(Collected data entries)

▶

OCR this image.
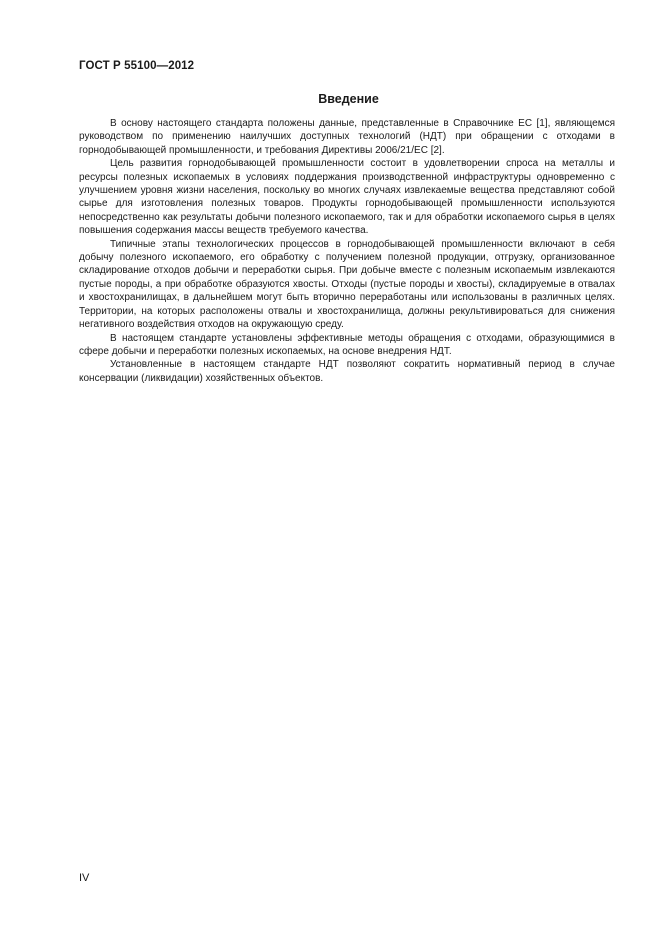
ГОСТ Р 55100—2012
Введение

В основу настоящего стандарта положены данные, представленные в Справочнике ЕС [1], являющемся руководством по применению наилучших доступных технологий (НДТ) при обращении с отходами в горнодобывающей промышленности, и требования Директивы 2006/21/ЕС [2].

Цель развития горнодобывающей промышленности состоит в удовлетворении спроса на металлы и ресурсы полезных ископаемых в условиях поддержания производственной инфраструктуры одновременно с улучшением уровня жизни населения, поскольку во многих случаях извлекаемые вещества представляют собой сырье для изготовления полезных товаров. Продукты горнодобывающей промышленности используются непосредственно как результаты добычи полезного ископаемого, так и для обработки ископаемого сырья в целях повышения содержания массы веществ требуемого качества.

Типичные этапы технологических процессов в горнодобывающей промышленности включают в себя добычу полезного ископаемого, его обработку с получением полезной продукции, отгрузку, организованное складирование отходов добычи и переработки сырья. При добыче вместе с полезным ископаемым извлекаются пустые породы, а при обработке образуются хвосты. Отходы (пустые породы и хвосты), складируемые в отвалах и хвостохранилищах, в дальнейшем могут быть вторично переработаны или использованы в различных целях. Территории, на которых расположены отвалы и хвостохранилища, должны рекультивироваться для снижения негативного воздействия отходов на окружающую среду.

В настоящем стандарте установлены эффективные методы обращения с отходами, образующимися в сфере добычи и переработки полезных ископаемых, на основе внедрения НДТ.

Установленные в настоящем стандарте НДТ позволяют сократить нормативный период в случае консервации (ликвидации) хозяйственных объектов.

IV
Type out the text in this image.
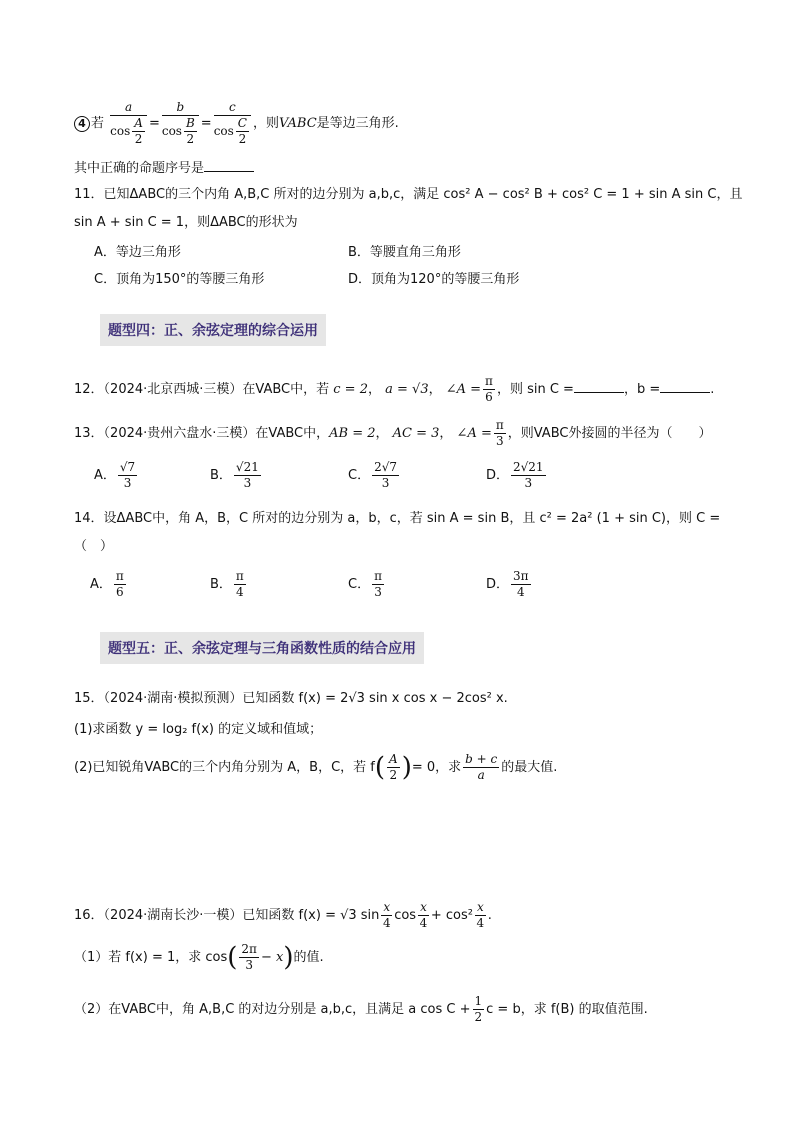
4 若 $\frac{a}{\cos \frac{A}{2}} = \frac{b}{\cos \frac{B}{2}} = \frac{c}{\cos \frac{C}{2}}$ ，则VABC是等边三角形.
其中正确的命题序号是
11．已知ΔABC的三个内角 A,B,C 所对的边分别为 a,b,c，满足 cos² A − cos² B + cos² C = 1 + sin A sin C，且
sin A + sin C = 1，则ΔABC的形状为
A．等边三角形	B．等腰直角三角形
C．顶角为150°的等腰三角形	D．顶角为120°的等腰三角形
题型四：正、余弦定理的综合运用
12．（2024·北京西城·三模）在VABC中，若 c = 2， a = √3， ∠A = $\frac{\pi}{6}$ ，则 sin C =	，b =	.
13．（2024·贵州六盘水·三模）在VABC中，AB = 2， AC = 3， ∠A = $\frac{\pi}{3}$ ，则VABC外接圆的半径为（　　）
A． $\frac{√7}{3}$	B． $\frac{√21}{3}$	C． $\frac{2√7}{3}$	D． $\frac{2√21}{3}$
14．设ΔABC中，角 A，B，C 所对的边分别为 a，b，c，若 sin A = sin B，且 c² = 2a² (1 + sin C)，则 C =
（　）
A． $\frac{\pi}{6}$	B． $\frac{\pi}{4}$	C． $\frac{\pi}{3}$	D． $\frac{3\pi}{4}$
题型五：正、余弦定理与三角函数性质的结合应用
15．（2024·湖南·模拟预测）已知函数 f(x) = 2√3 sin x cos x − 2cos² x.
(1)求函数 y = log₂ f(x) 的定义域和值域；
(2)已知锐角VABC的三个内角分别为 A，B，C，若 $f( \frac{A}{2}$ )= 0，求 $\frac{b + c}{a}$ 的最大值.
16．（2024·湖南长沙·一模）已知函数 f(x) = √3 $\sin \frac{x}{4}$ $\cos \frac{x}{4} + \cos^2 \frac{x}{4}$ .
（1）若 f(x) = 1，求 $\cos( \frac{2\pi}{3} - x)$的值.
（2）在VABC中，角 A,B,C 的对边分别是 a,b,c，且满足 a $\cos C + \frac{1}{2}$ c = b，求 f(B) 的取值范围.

◀
▶

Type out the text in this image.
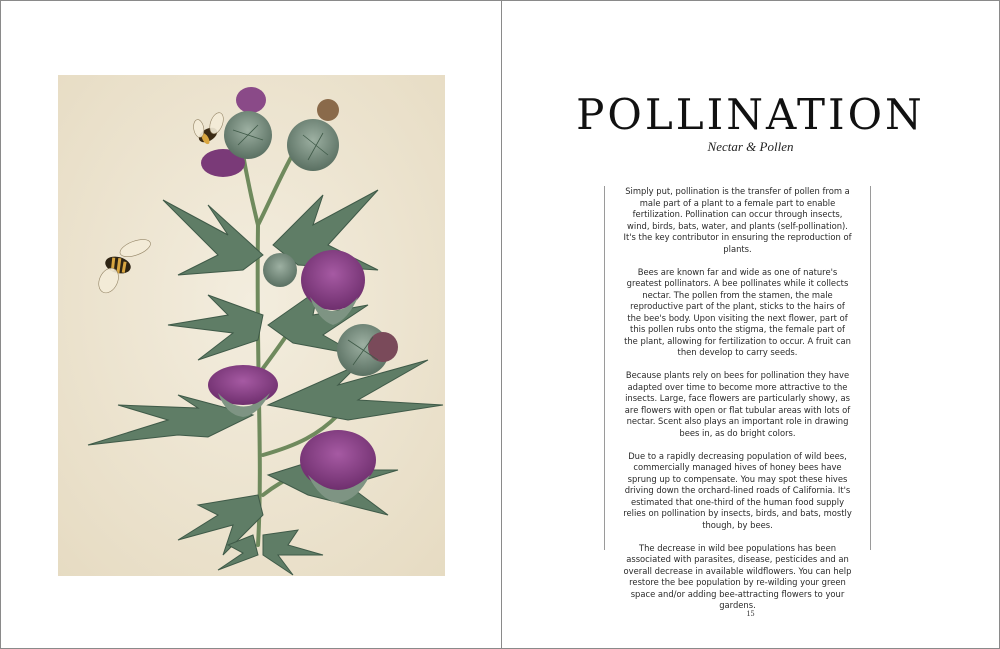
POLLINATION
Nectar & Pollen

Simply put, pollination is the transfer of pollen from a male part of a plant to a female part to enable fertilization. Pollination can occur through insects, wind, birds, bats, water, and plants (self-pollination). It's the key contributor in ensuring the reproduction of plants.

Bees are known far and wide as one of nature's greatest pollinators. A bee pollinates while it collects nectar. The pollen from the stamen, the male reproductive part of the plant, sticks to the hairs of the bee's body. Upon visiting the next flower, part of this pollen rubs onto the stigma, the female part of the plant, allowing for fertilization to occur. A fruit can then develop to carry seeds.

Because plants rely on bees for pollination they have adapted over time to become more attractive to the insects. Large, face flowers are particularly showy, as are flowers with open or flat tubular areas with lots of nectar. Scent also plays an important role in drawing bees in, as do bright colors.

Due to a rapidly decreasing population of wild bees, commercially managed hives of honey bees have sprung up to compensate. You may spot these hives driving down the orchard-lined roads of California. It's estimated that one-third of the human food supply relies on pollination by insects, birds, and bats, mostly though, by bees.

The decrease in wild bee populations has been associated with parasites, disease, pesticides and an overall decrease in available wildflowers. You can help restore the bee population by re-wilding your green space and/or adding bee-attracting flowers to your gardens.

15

◀

• [WORK TO COMPLETE]:
What is the number of lines in the records that contain the word "стандарте"? Answer with the number and nothing else.

• [WRITTEN SOLUTION]:
2